* Exercise objective
Of the lines in this material, how many contain "polo"? Answer with a single number only.

>> BEGIN Dataset excerpts

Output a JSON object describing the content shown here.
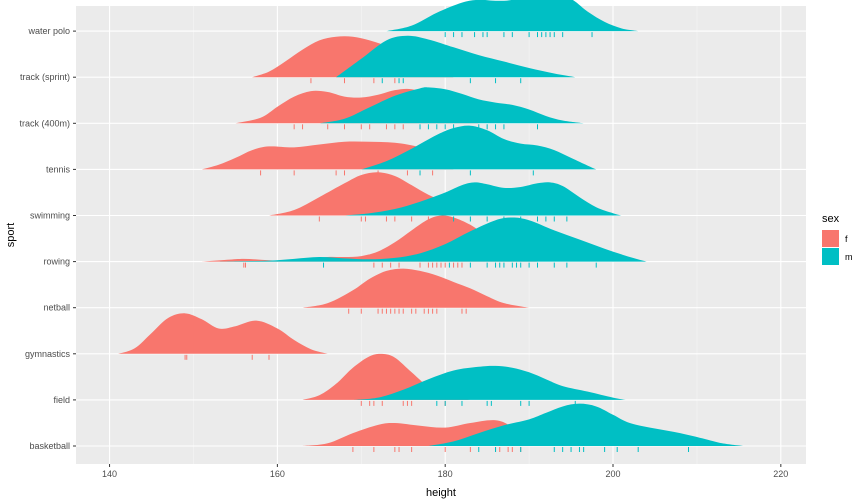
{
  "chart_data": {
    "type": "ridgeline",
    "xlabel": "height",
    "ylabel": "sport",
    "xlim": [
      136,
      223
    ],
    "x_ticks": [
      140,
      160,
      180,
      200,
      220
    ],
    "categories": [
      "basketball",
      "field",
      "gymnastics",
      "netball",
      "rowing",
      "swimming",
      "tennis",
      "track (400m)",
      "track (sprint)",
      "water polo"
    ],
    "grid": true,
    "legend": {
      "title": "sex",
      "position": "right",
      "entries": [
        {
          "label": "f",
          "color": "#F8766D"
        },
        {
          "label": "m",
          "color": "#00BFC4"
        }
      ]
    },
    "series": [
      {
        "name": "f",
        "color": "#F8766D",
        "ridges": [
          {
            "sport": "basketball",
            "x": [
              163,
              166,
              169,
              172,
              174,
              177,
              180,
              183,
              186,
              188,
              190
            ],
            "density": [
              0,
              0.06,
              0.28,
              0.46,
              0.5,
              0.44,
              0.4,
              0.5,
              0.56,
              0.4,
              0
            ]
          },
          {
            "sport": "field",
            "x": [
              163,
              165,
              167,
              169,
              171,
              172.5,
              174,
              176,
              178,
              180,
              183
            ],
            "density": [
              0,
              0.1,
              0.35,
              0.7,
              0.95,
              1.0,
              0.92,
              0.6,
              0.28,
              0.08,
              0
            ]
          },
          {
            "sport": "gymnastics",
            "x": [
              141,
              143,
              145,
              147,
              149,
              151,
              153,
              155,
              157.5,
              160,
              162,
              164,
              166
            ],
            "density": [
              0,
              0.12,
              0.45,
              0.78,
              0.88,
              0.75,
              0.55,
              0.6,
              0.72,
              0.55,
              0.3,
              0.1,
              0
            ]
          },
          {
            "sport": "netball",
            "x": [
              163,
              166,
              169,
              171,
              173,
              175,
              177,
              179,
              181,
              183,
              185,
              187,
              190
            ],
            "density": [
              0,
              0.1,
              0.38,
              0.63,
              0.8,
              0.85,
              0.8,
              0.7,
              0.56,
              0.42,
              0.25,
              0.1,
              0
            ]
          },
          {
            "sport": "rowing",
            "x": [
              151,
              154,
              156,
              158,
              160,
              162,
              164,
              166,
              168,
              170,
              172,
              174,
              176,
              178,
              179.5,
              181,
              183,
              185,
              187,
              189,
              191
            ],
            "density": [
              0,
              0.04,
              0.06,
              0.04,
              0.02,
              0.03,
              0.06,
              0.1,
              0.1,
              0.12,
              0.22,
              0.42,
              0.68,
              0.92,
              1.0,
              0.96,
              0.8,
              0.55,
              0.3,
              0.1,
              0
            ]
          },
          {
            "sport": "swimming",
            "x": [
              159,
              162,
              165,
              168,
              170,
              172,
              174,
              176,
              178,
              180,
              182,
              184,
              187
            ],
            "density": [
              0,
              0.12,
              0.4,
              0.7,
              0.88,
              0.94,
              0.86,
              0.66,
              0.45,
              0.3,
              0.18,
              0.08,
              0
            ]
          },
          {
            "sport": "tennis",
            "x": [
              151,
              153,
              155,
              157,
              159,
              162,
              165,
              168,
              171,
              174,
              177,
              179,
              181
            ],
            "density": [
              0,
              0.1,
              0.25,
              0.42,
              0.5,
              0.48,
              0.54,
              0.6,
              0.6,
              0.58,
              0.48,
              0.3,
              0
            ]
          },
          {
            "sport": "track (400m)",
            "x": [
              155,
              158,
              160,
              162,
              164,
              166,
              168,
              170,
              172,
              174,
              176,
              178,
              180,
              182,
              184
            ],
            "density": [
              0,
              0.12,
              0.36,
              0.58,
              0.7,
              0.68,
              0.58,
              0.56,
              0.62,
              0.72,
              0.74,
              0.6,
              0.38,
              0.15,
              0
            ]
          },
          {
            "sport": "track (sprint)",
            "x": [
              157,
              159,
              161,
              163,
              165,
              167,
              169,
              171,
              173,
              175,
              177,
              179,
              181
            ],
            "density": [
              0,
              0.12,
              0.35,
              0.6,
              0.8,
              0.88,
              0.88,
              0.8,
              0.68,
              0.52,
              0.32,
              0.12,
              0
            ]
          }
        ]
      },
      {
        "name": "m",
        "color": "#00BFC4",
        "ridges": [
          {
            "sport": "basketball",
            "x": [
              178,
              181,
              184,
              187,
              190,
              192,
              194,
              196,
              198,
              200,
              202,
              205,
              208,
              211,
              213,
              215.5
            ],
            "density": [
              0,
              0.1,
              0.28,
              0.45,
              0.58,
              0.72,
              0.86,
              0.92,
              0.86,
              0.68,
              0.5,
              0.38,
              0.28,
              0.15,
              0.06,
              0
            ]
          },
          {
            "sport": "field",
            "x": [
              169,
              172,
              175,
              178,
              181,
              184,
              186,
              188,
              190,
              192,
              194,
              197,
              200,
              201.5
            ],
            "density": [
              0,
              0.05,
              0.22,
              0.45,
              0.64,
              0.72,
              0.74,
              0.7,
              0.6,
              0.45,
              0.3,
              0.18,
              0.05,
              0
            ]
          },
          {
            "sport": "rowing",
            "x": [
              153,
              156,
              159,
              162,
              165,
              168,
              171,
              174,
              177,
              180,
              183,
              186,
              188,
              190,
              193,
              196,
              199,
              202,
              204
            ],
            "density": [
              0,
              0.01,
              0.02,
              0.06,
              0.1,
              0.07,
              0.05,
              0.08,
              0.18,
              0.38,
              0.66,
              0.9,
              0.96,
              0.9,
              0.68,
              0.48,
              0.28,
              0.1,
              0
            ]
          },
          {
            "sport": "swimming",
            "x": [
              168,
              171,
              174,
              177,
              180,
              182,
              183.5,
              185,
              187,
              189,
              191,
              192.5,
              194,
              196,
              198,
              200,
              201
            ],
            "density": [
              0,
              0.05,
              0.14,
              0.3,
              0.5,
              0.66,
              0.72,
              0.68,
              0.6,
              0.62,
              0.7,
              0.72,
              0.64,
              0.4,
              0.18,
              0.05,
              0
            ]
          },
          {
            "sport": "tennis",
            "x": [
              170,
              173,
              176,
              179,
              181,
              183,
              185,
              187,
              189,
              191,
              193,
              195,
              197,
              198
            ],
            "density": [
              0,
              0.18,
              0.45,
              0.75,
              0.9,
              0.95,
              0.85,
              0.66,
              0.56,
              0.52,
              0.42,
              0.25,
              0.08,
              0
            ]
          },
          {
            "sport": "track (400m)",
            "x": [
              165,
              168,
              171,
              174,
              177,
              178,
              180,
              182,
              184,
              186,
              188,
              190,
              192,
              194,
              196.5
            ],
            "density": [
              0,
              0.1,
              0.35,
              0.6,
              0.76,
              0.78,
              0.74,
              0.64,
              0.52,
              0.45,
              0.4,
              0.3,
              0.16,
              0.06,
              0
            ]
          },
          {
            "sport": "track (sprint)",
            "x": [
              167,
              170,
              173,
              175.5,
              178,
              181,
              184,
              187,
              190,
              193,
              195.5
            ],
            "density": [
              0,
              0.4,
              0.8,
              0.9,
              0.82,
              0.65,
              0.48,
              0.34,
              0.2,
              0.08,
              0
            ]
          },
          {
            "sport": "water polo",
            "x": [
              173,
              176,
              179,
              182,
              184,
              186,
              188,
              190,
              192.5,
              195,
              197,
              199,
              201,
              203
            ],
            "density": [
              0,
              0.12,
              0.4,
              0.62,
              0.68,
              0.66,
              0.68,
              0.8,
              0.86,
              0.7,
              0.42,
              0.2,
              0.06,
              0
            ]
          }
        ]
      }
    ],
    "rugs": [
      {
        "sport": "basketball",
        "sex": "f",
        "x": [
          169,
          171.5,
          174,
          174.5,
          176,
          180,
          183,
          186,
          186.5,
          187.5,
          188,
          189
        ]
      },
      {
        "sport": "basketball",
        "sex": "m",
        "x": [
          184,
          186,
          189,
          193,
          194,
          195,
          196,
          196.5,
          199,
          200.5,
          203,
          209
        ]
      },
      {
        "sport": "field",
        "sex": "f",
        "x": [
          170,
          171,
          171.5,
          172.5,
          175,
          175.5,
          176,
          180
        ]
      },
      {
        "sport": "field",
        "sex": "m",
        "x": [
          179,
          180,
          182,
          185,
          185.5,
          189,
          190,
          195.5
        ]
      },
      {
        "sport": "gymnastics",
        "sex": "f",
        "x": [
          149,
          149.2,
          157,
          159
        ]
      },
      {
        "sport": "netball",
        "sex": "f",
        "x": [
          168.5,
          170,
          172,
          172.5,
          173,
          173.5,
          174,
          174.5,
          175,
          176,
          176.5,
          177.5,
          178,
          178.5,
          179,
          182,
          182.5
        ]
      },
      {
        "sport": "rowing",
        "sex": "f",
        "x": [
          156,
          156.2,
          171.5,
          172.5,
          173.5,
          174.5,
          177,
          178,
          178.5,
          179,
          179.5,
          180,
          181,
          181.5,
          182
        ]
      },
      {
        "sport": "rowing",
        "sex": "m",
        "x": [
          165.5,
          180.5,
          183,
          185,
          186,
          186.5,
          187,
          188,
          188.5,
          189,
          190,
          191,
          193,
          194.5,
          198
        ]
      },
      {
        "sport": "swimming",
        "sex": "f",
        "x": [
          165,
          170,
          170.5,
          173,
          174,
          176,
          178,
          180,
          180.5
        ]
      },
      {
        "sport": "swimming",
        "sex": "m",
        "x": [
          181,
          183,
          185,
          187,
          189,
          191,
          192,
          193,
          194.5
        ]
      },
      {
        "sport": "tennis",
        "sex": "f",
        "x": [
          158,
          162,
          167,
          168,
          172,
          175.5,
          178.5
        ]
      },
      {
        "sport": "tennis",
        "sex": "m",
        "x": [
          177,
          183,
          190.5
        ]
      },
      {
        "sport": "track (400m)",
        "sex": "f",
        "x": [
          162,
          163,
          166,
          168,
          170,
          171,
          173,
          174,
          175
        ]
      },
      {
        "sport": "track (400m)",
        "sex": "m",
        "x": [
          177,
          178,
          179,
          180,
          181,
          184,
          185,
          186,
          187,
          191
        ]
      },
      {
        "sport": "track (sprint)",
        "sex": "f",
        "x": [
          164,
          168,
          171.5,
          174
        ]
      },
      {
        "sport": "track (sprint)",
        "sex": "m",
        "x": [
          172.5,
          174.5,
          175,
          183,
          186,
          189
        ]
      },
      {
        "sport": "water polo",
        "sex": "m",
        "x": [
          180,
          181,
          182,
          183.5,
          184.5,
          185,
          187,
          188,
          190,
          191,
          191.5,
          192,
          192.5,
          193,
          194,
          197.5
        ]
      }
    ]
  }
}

>> END Dataset excerpts

* Expected answer
3